Requirement
Return all of the entries exactly, with nothing added or left out.

[Collected data]
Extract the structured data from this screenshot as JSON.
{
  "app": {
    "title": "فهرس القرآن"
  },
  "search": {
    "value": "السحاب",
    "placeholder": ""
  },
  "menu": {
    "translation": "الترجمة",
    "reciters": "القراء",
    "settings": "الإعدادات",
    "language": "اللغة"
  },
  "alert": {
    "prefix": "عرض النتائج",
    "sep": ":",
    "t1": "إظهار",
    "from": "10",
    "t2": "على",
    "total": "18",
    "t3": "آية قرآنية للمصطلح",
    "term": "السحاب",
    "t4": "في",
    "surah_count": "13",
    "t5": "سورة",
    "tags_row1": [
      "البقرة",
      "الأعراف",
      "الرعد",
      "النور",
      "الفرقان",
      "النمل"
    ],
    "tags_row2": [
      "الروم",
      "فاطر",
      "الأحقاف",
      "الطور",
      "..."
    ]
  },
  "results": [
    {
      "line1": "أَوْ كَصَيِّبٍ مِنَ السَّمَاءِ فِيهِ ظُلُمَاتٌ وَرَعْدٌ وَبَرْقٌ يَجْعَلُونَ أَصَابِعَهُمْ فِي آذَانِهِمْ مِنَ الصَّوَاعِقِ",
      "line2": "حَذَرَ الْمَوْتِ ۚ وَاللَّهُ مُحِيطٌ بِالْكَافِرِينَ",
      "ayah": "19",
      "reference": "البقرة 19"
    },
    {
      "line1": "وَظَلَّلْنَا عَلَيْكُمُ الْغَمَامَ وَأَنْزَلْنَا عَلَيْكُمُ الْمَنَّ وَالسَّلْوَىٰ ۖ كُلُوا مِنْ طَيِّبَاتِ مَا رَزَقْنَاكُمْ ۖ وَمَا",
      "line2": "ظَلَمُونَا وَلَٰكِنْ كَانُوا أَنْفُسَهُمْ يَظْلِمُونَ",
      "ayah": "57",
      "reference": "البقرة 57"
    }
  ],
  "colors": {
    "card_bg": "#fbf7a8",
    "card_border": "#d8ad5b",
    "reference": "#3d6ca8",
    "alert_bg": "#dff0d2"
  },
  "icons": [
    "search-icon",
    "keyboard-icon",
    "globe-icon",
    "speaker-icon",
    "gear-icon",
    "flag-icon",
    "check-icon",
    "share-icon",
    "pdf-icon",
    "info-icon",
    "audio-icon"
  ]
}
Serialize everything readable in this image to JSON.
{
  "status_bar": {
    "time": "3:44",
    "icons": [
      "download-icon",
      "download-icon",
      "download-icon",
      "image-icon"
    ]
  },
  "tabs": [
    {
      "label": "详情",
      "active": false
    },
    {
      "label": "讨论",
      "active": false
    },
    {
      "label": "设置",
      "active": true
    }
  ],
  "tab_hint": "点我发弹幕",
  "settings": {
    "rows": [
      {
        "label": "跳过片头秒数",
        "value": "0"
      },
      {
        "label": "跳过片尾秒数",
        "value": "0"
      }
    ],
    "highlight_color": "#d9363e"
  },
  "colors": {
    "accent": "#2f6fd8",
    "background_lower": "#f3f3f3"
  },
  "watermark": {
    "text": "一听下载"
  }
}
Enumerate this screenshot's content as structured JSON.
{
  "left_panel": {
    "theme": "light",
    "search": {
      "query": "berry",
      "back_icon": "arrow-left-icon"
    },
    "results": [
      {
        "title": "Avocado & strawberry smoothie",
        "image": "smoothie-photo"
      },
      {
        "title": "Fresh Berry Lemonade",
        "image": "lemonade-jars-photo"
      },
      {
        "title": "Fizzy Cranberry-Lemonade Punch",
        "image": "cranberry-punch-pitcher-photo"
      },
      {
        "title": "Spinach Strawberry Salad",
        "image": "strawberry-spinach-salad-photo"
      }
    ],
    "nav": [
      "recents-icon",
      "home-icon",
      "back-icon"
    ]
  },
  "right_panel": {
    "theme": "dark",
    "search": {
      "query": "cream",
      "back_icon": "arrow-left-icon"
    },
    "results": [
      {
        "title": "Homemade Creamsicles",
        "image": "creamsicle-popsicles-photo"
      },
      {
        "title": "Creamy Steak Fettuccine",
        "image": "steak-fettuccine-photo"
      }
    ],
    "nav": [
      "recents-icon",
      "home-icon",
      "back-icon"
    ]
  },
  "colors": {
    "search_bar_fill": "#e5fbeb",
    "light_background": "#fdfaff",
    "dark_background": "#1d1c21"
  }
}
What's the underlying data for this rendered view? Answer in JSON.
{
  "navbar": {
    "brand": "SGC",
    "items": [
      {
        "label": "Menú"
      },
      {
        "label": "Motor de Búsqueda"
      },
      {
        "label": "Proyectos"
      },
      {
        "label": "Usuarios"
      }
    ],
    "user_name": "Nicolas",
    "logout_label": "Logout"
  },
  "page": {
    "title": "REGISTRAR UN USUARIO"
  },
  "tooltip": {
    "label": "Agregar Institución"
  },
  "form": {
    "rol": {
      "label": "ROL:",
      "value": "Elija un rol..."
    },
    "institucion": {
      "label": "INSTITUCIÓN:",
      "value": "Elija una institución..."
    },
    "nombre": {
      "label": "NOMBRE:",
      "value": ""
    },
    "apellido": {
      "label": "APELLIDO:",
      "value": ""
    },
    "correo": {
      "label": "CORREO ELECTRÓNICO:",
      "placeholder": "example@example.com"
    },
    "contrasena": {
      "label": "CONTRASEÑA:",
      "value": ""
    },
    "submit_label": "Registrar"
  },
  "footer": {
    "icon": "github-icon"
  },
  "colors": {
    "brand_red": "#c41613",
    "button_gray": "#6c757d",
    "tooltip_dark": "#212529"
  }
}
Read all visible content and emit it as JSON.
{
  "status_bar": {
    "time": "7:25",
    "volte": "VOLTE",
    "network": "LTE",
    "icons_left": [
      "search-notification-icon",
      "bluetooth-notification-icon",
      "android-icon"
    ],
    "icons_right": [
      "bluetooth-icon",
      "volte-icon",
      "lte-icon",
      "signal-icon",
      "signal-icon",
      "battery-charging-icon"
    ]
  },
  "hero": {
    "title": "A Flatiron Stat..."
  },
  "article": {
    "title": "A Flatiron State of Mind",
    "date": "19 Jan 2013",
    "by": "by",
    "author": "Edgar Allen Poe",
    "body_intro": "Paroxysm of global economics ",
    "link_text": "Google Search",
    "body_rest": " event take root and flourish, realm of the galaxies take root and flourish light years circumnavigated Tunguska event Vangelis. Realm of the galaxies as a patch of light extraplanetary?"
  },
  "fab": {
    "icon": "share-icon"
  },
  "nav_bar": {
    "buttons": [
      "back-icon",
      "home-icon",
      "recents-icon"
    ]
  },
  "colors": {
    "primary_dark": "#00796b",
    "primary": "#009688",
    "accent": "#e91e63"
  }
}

Result below
Extract the structured data from this screenshot as JSON.
{
  "app": {
    "title": "فهرس القرآن"
  },
  "search": {
    "value": "السحاب",
    "placeholder": ""
  },
  "menu": {
    "translation": "الترجمة",
    "reciters": "القراء",
    "settings": "الإعدادات",
    "language": "اللغة"
  },
  "alert": {
    "prefix": "عرض النتائج",
    "sep": ":",
    "t1": "إظهار",
    "from": "10",
    "t2": "على",
    "total": "18",
    "t3": "آية قرآنية للمصطلح",
    "term": "السحاب",
    "t4": "في",
    "surah_count": "13",
    "t5": "سورة",
    "tags_row1": [
      "البقرة",
      "الأعراف",
      "الرعد",
      "النور",
      "الفرقان",
      "النمل"
    ],
    "tags_row2": [
      "الروم",
      "فاطر",
      "الأحقاف",
      "الطور",
      "..."
    ]
  },
  "results": [
    {
      "line1": "أَوْ كَصَيِّبٍ مِنَ السَّمَاءِ فِيهِ ظُلُمَاتٌ وَرَعْدٌ وَبَرْقٌ يَجْعَلُونَ أَصَابِعَهُمْ فِي آذَانِهِمْ مِنَ الصَّوَاعِقِ",
      "line2": "حَذَرَ الْمَوْتِ ۚ وَاللَّهُ مُحِيطٌ بِالْكَافِرِينَ",
      "ayah": "19",
      "reference": "البقرة 19"
    },
    {
      "line1": "وَظَلَّلْنَا عَلَيْكُمُ الْغَمَامَ وَأَنْزَلْنَا عَلَيْكُمُ الْمَنَّ وَالسَّلْوَىٰ ۖ كُلُوا مِنْ طَيِّبَاتِ مَا رَزَقْنَاكُمْ ۖ وَمَا",
      "line2": "ظَلَمُونَا وَلَٰكِنْ كَانُوا أَنْفُسَهُمْ يَظْلِمُونَ",
      "ayah": "57",
      "reference": "البقرة 57"
    }
  ],
  "colors": {
    "card_bg": "#fbf7a8",
    "card_border": "#d8ad5b",
    "reference": "#3d6ca8",
    "alert_bg": "#dff0d2"
  },
  "icons": [
    "search-icon",
    "keyboard-icon",
    "globe-icon",
    "speaker-icon",
    "gear-icon",
    "flag-icon",
    "check-icon",
    "share-icon",
    "pdf-icon",
    "info-icon",
    "audio-icon"
  ]
}
Serialize everything readable in this image to JSON.
{
  "status_bar": {
    "time": "3:44",
    "icons": [
      "download-icon",
      "download-icon",
      "download-icon",
      "image-icon"
    ]
  },
  "tabs": [
    {
      "label": "详情",
      "active": false
    },
    {
      "label": "讨论",
      "active": false
    },
    {
      "label": "设置",
      "active": true
    }
  ],
  "tab_hint": "点我发弹幕",
  "settings": {
    "rows": [
      {
        "label": "跳过片头秒数",
        "value": "0"
      },
      {
        "label": "跳过片尾秒数",
        "value": "0"
      }
    ],
    "highlight_color": "#d9363e"
  },
  "colors": {
    "accent": "#2f6fd8",
    "background_lower": "#f3f3f3"
  },
  "watermark": {
    "text": "一听下载"
  }
}
Enumerate this screenshot's content as structured JSON.
{
  "left_panel": {
    "theme": "light",
    "search": {
      "query": "berry",
      "back_icon": "arrow-left-icon"
    },
    "results": [
      {
        "title": "Avocado & strawberry smoothie",
        "image": "smoothie-photo"
      },
      {
        "title": "Fresh Berry Lemonade",
        "image": "lemonade-jars-photo"
      },
      {
        "title": "Fizzy Cranberry-Lemonade Punch",
        "image": "cranberry-punch-pitcher-photo"
      },
      {
        "title": "Spinach Strawberry Salad",
        "image": "strawberry-spinach-salad-photo"
      }
    ],
    "nav": [
      "recents-icon",
      "home-icon",
      "back-icon"
    ]
  },
  "right_panel": {
    "theme": "dark",
    "search": {
      "query": "cream",
      "back_icon": "arrow-left-icon"
    },
    "results": [
      {
        "title": "Homemade Creamsicles",
        "image": "creamsicle-popsicles-photo"
      },
      {
        "title": "Creamy Steak Fettuccine",
        "image": "steak-fettuccine-photo"
      }
    ],
    "nav": [
      "recents-icon",
      "home-icon",
      "back-icon"
    ]
  },
  "colors": {
    "search_bar_fill": "#e5fbeb",
    "light_background": "#fdfaff",
    "dark_background": "#1d1c21"
  }
}
What's the underlying data for this rendered view? Answer in JSON.
{
  "navbar": {
    "brand": "SGC",
    "items": [
      {
        "label": "Menú"
      },
      {
        "label": "Motor de Búsqueda"
      },
      {
        "label": "Proyectos"
      },
      {
        "label": "Usuarios"
      }
    ],
    "user_name": "Nicolas",
    "logout_label": "Logout"
  },
  "page": {
    "title": "REGISTRAR UN USUARIO"
  },
  "tooltip": {
    "label": "Agregar Institución"
  },
  "form": {
    "rol": {
      "label": "ROL:",
      "value": "Elija un rol..."
    },
    "institucion": {
      "label": "INSTITUCIÓN:",
      "value": "Elija una institución..."
    },
    "nombre": {
      "label": "NOMBRE:",
      "value": ""
    },
    "apellido": {
      "label": "APELLIDO:",
      "value": ""
    },
    "correo": {
      "label": "CORREO ELECTRÓNICO:",
      "placeholder": "example@example.com"
    },
    "contrasena": {
      "label": "CONTRASEÑA:",
      "value": ""
    },
    "submit_label": "Registrar"
  },
  "footer": {
    "icon": "github-icon"
  },
  "colors": {
    "brand_red": "#c41613",
    "button_gray": "#6c757d",
    "tooltip_dark": "#212529"
  }
}
Read all visible content and emit it as JSON.
{
  "status_bar": {
    "time": "7:25",
    "volte": "VOLTE",
    "network": "LTE",
    "icons_left": [
      "search-notification-icon",
      "bluetooth-notification-icon",
      "android-icon"
    ],
    "icons_right": [
      "bluetooth-icon",
      "volte-icon",
      "lte-icon",
      "signal-icon",
      "signal-icon",
      "battery-charging-icon"
    ]
  },
  "hero": {
    "title": "A Flatiron Stat..."
  },
  "article": {
    "title": "A Flatiron State of Mind",
    "date": "19 Jan 2013",
    "by": "by",
    "author": "Edgar Allen Poe",
    "body_intro": "Paroxysm of global economics ",
    "link_text": "Google Search",
    "body_rest": " event take root and flourish, realm of the galaxies take root and flourish light years circumnavigated Tunguska event Vangelis. Realm of the galaxies as a patch of light extraplanetary?"
  },
  "fab": {
    "icon": "share-icon"
  },
  "nav_bar": {
    "buttons": [
      "back-icon",
      "home-icon",
      "recents-icon"
    ]
  },
  "colors": {
    "primary_dark": "#00796b",
    "primary": "#009688",
    "accent": "#e91e63"
  }
}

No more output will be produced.